==== ROWS

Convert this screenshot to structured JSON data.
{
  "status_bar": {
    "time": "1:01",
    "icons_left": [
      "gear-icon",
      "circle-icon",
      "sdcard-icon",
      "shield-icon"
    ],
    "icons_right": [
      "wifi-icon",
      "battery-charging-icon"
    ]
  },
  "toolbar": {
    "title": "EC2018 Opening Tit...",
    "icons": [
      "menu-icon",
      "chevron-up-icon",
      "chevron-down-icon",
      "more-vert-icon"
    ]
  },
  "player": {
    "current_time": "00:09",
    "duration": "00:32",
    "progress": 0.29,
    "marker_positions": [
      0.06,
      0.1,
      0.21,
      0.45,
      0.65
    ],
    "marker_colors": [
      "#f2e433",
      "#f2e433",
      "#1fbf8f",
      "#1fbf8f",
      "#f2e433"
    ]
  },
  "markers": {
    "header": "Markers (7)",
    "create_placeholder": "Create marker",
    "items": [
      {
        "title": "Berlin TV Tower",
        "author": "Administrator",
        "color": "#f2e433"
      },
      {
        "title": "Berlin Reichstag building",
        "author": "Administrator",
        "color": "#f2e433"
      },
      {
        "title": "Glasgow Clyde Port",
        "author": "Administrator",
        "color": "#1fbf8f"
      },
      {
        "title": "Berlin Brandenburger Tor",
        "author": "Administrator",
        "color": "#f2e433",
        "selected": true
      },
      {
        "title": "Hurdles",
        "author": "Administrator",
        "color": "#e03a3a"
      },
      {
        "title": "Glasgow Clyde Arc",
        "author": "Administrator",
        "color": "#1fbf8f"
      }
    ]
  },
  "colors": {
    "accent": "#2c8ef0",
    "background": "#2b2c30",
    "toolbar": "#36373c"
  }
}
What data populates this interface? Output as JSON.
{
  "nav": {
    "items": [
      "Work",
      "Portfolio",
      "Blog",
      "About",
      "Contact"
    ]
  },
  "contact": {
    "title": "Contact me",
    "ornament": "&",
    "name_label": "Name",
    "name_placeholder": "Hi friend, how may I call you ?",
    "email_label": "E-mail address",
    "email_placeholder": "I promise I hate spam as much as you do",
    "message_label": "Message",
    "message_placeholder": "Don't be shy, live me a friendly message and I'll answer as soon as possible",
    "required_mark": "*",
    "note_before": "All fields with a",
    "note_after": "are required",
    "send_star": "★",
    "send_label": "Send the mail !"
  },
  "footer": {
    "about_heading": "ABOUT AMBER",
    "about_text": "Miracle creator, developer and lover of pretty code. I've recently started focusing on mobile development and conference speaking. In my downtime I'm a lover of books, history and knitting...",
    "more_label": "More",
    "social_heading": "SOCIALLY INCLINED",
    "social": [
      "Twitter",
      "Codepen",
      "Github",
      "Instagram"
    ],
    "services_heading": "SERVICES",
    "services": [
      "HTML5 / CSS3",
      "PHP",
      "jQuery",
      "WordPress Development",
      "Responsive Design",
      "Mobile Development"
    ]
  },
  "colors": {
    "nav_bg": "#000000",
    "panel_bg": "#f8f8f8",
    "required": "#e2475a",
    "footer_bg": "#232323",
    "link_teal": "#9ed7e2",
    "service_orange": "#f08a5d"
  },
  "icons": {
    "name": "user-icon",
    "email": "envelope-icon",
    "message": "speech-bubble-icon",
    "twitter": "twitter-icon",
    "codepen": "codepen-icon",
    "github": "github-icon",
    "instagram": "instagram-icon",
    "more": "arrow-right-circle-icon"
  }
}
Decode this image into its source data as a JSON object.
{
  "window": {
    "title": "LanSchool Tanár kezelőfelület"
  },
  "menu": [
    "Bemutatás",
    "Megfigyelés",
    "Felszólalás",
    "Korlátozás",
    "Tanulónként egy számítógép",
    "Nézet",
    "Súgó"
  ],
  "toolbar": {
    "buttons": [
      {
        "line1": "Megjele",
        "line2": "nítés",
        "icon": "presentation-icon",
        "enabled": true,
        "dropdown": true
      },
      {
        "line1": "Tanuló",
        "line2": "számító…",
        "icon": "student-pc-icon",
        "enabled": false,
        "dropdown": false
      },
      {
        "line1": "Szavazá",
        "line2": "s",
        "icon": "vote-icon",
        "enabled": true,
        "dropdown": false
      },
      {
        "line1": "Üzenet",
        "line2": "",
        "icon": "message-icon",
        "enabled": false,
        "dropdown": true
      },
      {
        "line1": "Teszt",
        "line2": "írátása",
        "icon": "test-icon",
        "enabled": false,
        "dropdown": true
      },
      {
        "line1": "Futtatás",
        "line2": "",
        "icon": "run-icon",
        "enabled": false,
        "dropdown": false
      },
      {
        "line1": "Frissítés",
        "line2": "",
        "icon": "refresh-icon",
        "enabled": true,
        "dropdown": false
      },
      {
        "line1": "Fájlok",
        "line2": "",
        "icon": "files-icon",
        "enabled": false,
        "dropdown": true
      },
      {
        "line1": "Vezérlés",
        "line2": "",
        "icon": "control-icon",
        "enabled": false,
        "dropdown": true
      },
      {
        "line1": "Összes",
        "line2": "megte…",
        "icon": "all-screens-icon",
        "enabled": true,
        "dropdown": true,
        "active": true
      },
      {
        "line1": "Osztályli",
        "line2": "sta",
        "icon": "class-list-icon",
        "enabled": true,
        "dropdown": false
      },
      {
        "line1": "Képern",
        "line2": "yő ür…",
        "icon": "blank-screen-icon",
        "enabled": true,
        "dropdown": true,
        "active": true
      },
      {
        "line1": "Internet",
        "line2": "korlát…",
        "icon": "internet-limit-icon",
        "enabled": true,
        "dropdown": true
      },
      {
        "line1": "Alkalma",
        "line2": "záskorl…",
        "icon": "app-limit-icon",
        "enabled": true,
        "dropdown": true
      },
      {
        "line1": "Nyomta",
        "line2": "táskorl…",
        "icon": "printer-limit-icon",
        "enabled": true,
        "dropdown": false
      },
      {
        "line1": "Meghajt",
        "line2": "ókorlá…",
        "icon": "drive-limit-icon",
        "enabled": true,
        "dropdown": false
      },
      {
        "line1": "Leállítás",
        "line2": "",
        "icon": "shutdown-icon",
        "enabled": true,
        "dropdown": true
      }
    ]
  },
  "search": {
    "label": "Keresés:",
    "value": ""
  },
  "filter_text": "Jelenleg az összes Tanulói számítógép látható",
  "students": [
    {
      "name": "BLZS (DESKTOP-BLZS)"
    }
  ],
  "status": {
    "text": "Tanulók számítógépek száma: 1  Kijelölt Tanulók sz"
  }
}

========

◆ **WHAT IS REQUIRED**: Locate the lines above that contain "Berlin" and copy them.

◆ **RESPONSE TO THE TASK**:
        "title": "Berlin TV Tower",
        "title": "Berlin Reichstag building",
        "title": "Berlin Brandenburger Tor",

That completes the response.